◆ Instructions to follow:
Find each line containing the string "name" and return it.

Stored records:
--------

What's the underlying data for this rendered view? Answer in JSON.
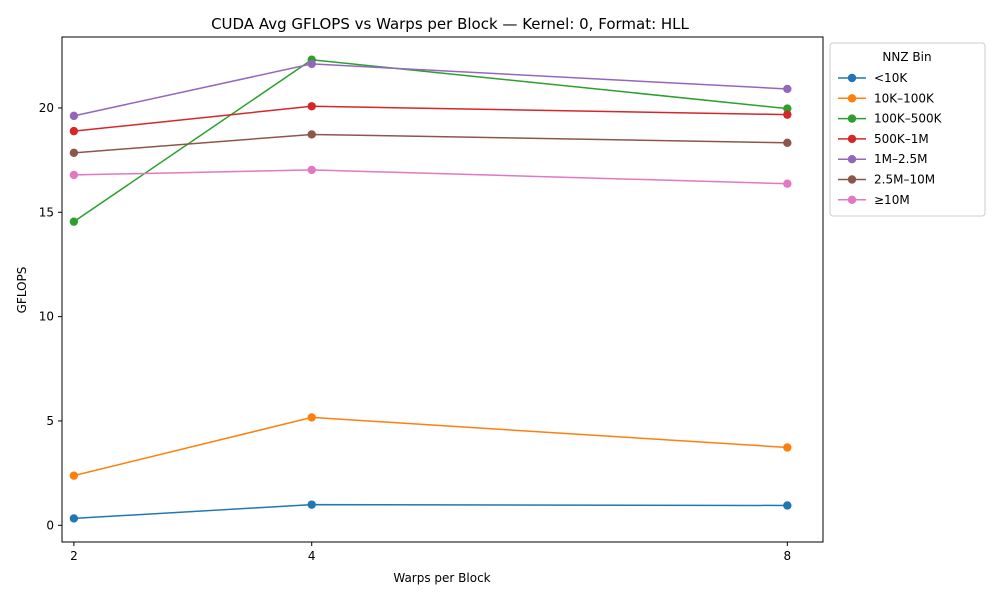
{
  "chart_data": {
    "type": "line",
    "title": "CUDA Avg GFLOPS vs Warps per Block — Kernel: 0, Format: HLL",
    "xlabel": "Warps per Block",
    "ylabel": "GFLOPS",
    "x": [
      2,
      4,
      8
    ],
    "x_tick_labels": [
      "2",
      "4",
      "8"
    ],
    "xlim": [
      1.9,
      8.3
    ],
    "ylim": [
      -0.8,
      23.4
    ],
    "y_ticks": [
      0,
      5,
      10,
      15,
      20
    ],
    "y_tick_labels": [
      "0",
      "5",
      "10",
      "15",
      "20"
    ],
    "grid": false,
    "legend": {
      "title": "NNZ Bin",
      "placement": "outside upper right"
    },
    "series": [
      {
        "name": "<10K",
        "color": "#1f77b4",
        "values": [
          0.33,
          0.99,
          0.95
        ]
      },
      {
        "name": "10K–100K",
        "color": "#ff7f0e",
        "values": [
          2.38,
          5.17,
          3.73
        ]
      },
      {
        "name": "100K–500K",
        "color": "#2ca02c",
        "values": [
          14.55,
          22.31,
          19.97
        ]
      },
      {
        "name": "500K–1M",
        "color": "#d62728",
        "values": [
          18.89,
          20.08,
          19.68
        ]
      },
      {
        "name": "1M–2.5M",
        "color": "#9467bd",
        "values": [
          19.62,
          22.11,
          20.91
        ]
      },
      {
        "name": "2.5M–10M",
        "color": "#8c564b",
        "values": [
          17.85,
          18.73,
          18.33
        ]
      },
      {
        "name": "≥10M",
        "color": "#e377c2",
        "values": [
          16.79,
          17.03,
          16.37
        ]
      }
    ]
  }
}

--------

◆ Response for this exercise:
        "name": "<10K",
        "name": "10K–100K",
        "name": "100K–500K",
        "name": "500K–1M",
        "name": "1M–2.5M",
        "name": "2.5M–10M",
        "name": "≥10M",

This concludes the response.